-- The request --
Copy out the data below line for line, keeping every character unchanged, but leave out the pictures.

Records excerpted from a collection:
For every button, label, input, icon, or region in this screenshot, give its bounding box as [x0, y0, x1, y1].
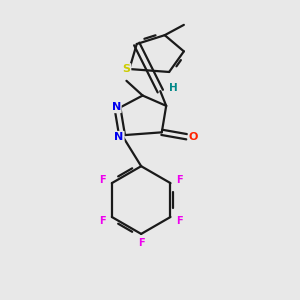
Text: S: S: [122, 64, 130, 74]
Text: N: N: [115, 132, 124, 142]
Text: H: H: [169, 83, 178, 93]
Text: F: F: [99, 215, 106, 226]
Text: F: F: [177, 175, 183, 184]
Text: O: O: [189, 132, 198, 142]
Text: F: F: [138, 238, 145, 248]
Text: N: N: [112, 102, 121, 112]
Text: F: F: [99, 175, 106, 184]
Text: F: F: [177, 215, 183, 226]
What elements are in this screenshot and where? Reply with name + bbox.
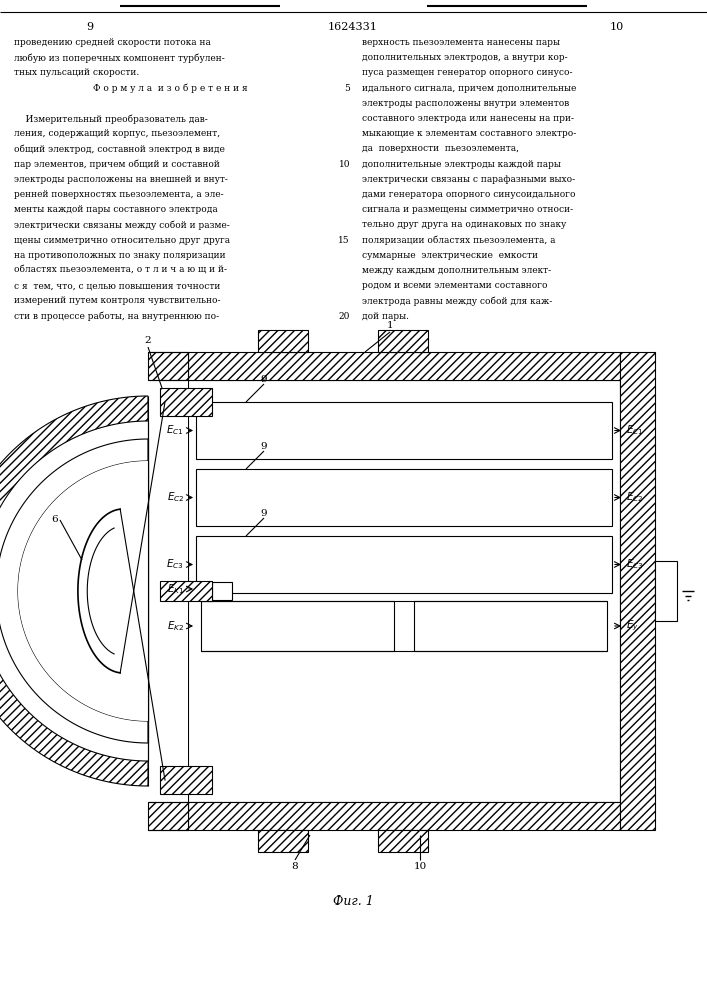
Text: 10: 10 [610,22,624,32]
Text: 1624331: 1624331 [328,22,378,32]
Text: $E_{C3}$: $E_{C3}$ [166,558,184,571]
Polygon shape [18,461,148,721]
Text: областях пьезоэлемента, о т л и ч а ю щ и й-: областях пьезоэлемента, о т л и ч а ю щ … [14,266,227,275]
Text: электрически связаны между собой и разме-: электрически связаны между собой и разме… [14,220,230,230]
Text: $E_{C1}$: $E_{C1}$ [626,424,643,437]
Text: тельно друг друга на одинаковых по знаку: тельно друг друга на одинаковых по знаку [362,220,566,229]
Bar [196,402,612,459]
Text: $E_{K2}$: $E_{K2}$ [167,619,184,633]
Text: дой пары.: дой пары. [362,312,409,321]
Bar [378,330,428,352]
Text: 20: 20 [339,312,350,321]
Text: тных пульсаций скорости.: тных пульсаций скорости. [14,68,139,77]
Text: пар элементов, причем общий и составной: пар элементов, причем общий и составной [14,160,220,169]
Text: мыкающие к элементам составного электро-: мыкающие к элементам составного электро- [362,129,576,138]
Bar [414,601,607,651]
Bar [201,601,394,651]
Text: любую из поперечных компонент турбулен-: любую из поперечных компонент турбулен- [14,53,225,63]
Text: на противоположных по знаку поляризации: на противоположных по знаку поляризации [14,251,226,260]
Text: 10: 10 [339,160,350,169]
Text: да  поверхности  пьезоэлемента,: да поверхности пьезоэлемента, [362,144,519,153]
Text: 9: 9 [261,375,267,384]
Text: $E_{C2}$: $E_{C2}$ [626,491,643,504]
Text: $E_{C2}$: $E_{C2}$ [167,491,184,504]
Text: с я  тем, что, с целью повышения точности: с я тем, что, с целью повышения точности [14,281,221,290]
Bar [196,536,612,593]
Text: верхность пьезоэлемента нанесены пары: верхность пьезоэлемента нанесены пары [362,38,560,47]
Text: 8: 8 [292,862,298,871]
Text: менты каждой пары составного электрода: менты каждой пары составного электрода [14,205,218,214]
Polygon shape [0,439,148,743]
Text: Измерительный преобразователь дав-: Измерительный преобразователь дав- [14,114,208,123]
Bar [196,469,612,526]
Bar [188,802,620,830]
Text: дами генератора опорного синусоидального: дами генератора опорного синусоидального [362,190,575,199]
Text: сигнала и размещены симметрично относи-: сигнала и размещены симметрично относи- [362,205,573,214]
Text: поляризации областях пьезоэлемента, а: поляризации областях пьезоэлемента, а [362,236,556,245]
Text: 10: 10 [414,862,426,871]
Bar [160,388,212,416]
Text: составного электрода или нанесены на при-: составного электрода или нанесены на при… [362,114,574,123]
Text: электроды расположены внутри элементов: электроды расположены внутри элементов [362,99,569,108]
Text: общий электрод, составной электрод в виде: общий электрод, составной электрод в вид… [14,144,225,154]
Text: 1: 1 [387,321,393,330]
Text: ренней поверхностях пьезоэлемента, а эле-: ренней поверхностях пьезоэлемента, а эле… [14,190,223,199]
Text: сти в процессе работы, на внутреннюю по-: сти в процессе работы, на внутреннюю по- [14,312,219,321]
Text: $E_{C1}$: $E_{C1}$ [166,424,184,437]
Text: суммарные  электрические  емкости: суммарные электрические емкости [362,251,538,260]
Text: $E_{K1}$: $E_{K1}$ [167,582,184,596]
Bar [188,380,620,802]
Text: электрически связаны с парафазными выхо-: электрически связаны с парафазными выхо- [362,175,575,184]
Text: дополнительных электродов, а внутри кор-: дополнительных электродов, а внутри кор- [362,53,568,62]
Text: пуса размещен генератор опорного синусо-: пуса размещен генератор опорного синусо- [362,68,573,77]
Text: 9: 9 [86,22,93,32]
Text: 9: 9 [261,509,267,518]
Text: 5: 5 [344,84,350,93]
Text: электрода равны между собой для каж-: электрода равны между собой для каж- [362,296,552,306]
Bar [212,582,232,600]
Text: проведению средней скорости потока на: проведению средней скорости потока на [14,38,211,47]
Bar [160,581,212,601]
Bar [148,352,188,380]
Text: родом и всеми элементами составного: родом и всеми элементами составного [362,281,547,290]
Text: 9: 9 [261,442,267,451]
Text: $E_{y}$: $E_{y}$ [626,619,639,633]
Text: 15: 15 [339,236,350,245]
Bar [378,830,428,852]
Bar [148,802,188,830]
Text: 2: 2 [145,336,151,345]
Text: электроды расположены на внешней и внут-: электроды расположены на внешней и внут- [14,175,228,184]
Bar [148,380,188,802]
Text: между каждым дополнительным элект-: между каждым дополнительным элект- [362,266,551,275]
Text: дополнительные электроды каждой пары: дополнительные электроды каждой пары [362,160,561,169]
Text: $E_{C3}$: $E_{C3}$ [626,558,643,571]
Bar [160,766,212,794]
Text: измерений путем контроля чувствительно-: измерений путем контроля чувствительно- [14,296,221,305]
Text: ления, содержащий корпус, пьезоэлемент,: ления, содержащий корпус, пьезоэлемент, [14,129,220,138]
Bar [188,352,620,380]
Polygon shape [0,396,148,786]
Text: идального сигнала, причем дополнительные: идального сигнала, причем дополнительные [362,84,576,93]
Text: Ф о р м у л а  и з о б р е т е н и я: Ф о р м у л а и з о б р е т е н и я [93,84,247,93]
Bar [258,830,308,852]
Text: Фиг. 1: Фиг. 1 [332,895,373,908]
Bar [258,330,308,352]
Bar [620,352,655,830]
Bar [655,561,677,621]
Text: щены симметрично относительно друг друга: щены симметрично относительно друг друга [14,236,230,245]
Text: 6: 6 [52,516,58,524]
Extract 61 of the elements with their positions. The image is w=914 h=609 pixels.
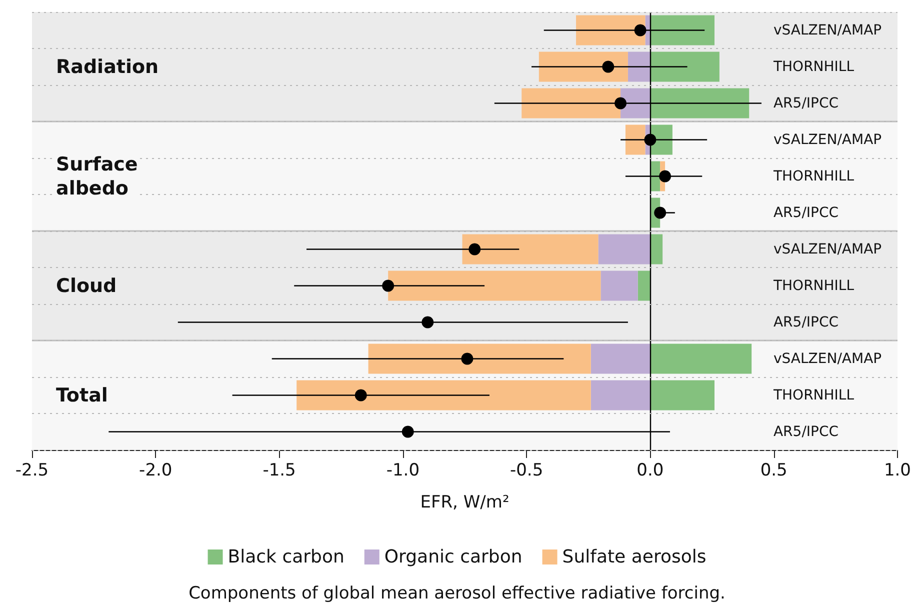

-- The reply --
For every button, label, input, icon, or region in this screenshot, give its bounding box as [x0, y0, x1, y1].
Text: S: S: [122, 64, 130, 74]
Text: N: N: [115, 132, 124, 142]
Text: H: H: [169, 83, 178, 93]
Text: F: F: [99, 215, 106, 226]
Text: F: F: [177, 175, 183, 184]
Text: O: O: [189, 132, 198, 142]
Text: F: F: [138, 238, 145, 248]
Text: N: N: [112, 102, 121, 112]
Text: F: F: [99, 175, 106, 184]
Text: F: F: [177, 215, 183, 226]
What elements are in this screenshot and where? Reply with name + bbox.
Text: 10: 10 [610,22,624,32]
Text: 1624331: 1624331 [328,22,378,32]
Text: $E_{C3}$: $E_{C3}$ [166,558,184,571]
Polygon shape [18,461,148,721]
Text: областях пьезоэлемента, о т л и ч а ю щ и й-: областях пьезоэлемента, о т л и ч а ю щ … [14,266,227,275]
Text: электрически связаны между собой и разме-: электрически связаны между собой и разме… [14,220,230,230]
Text: $E_{C1}$: $E_{C1}$ [626,424,643,437]
Text: тельно друг друга на одинаковых по знаку: тельно друг друга на одинаковых по знаку [362,220,566,229]
Bar [196,402,612,459]
Text: $E_{K2}$: $E_{K2}$ [167,619,184,633]
Text: дой пары.: дой пары. [362,312,409,321]
Bar [378,330,428,352]
Text: 20: 20 [339,312,350,321]
Text: тных пульсаций скорости.: тных пульсаций скорости. [14,68,139,77]
Text: пар элементов, причем общий и составной: пар элементов, причем общий и составной [14,160,220,169]
Text: мыкающие к элементам составного электро-: мыкающие к элементам составного электро- [362,129,576,138]
Bar [414,601,607,651]
Bar [201,601,394,651]
Text: любую из поперечных компонент турбулен-: любую из поперечных компонент турбулен- [14,53,225,63]
Text: на противоположных по знаку поляризации: на противоположных по знаку поляризации [14,251,226,260]
Text: 10: 10 [339,160,350,169]
Text: да  поверхности  пьезоэлемента,: да поверхности пьезоэлемента, [362,144,519,153]
Text: 9: 9 [261,375,267,384]
Text: $E_{C2}$: $E_{C2}$ [626,491,643,504]
Text: $E_{C2}$: $E_{C2}$ [167,491,184,504]
Text: с я  тем, что, с целью повышения точности: с я тем, что, с целью повышения точности [14,281,221,290]
Bar [196,536,612,593]
Text: верхность пьезоэлемента нанесены пары: верхность пьезоэлемента нанесены пары [362,38,560,47]
Text: 8: 8 [292,862,298,871]
Text: менты каждой пары составного электрода: менты каждой пары составного электрода [14,205,218,214]
Polygon shape [0,439,148,743]
Text: Измерительный преобразователь дав-: Измерительный преобразователь дав- [14,114,208,123]
Bar [196,469,612,526]
Bar [188,802,620,830]
Text: дами генератора опорного синусоидального: дами генератора опорного синусоидального [362,190,575,199]
Text: сигнала и размещены симметрично относи-: сигнала и размещены симметрично относи- [362,205,573,214]
Text: поляризации областях пьезоэлемента, а: поляризации областях пьезоэлемента, а [362,236,556,245]
Text: 10: 10 [414,862,426,871]
Bar [160,388,212,416]
Text: составного электрода или нанесены на при-: составного электрода или нанесены на при… [362,114,574,123]
Text: электроды расположены внутри элементов: электроды расположены внутри элементов [362,99,569,108]
Text: общий электрод, составной электрод в виде: общий электрод, составной электрод в вид… [14,144,225,154]
Text: 1: 1 [387,321,393,330]
Text: ренней поверхностях пьезоэлемента, а эле-: ренней поверхностях пьезоэлемента, а эле… [14,190,223,199]
Text: сти в процессе работы, на внутреннюю по-: сти в процессе работы, на внутреннюю по- [14,312,219,321]
Text: $E_{C1}$: $E_{C1}$ [166,424,184,437]
Text: суммарные  электрические  емкости: суммарные электрические емкости [362,251,538,260]
Text: $E_{K1}$: $E_{K1}$ [167,582,184,596]
Bar [188,380,620,802]
Text: электрически связаны с парафазными выхо-: электрически связаны с парафазными выхо- [362,175,575,184]
Text: дополнительных электродов, а внутри кор-: дополнительных электродов, а внутри кор- [362,53,568,62]
Text: пуса размещен генератор опорного синусо-: пуса размещен генератор опорного синусо- [362,68,573,77]
Text: 9: 9 [86,22,93,32]
Text: 9: 9 [261,509,267,518]
Text: 5: 5 [344,84,350,93]
Text: электрода равны между собой для каж-: электрода равны между собой для каж- [362,296,552,306]
Bar [212,582,232,600]
Text: проведению средней скорости потока на: проведению средней скорости потока на [14,38,211,47]
Bar [160,581,212,601]
Bar [148,352,188,380]
Text: родом и всеми элементами составного: родом и всеми элементами составного [362,281,547,290]
Text: 9: 9 [261,442,267,451]
Text: $E_{y}$: $E_{y}$ [626,619,639,633]
Text: 15: 15 [339,236,350,245]
Bar [378,830,428,852]
Bar [148,802,188,830]
Text: 2: 2 [145,336,151,345]
Text: электроды расположены на внешней и внут-: электроды расположены на внешней и внут- [14,175,228,184]
Bar [148,380,188,802]
Text: между каждым дополнительным элект-: между каждым дополнительным элект- [362,266,551,275]
Text: дополнительные электроды каждой пары: дополнительные электроды каждой пары [362,160,561,169]
Text: $E_{C3}$: $E_{C3}$ [626,558,643,571]
Bar [160,766,212,794]
Text: измерений путем контроля чувствительно-: измерений путем контроля чувствительно- [14,296,221,305]
Text: ления, содержащий корпус, пьезоэлемент,: ления, содержащий корпус, пьезоэлемент, [14,129,220,138]
Bar [188,352,620,380]
Polygon shape [0,396,148,786]
Text: идального сигнала, причем дополнительные: идального сигнала, причем дополнительные [362,84,576,93]
Text: Ф о р м у л а  и з о б р е т е н и я: Ф о р м у л а и з о б р е т е н и я [93,84,247,93]
Bar [258,830,308,852]
Text: Фиг. 1: Фиг. 1 [332,895,373,908]
Bar [258,330,308,352]
Bar [620,352,655,830]
Bar [655,561,677,621]
Text: щены симметрично относительно друг друга: щены симметрично относительно друг друга [14,236,230,245]
Text: 6: 6 [52,516,58,524]
Extract 61 of the elements with their positions. The image is w=914 h=609 pixels.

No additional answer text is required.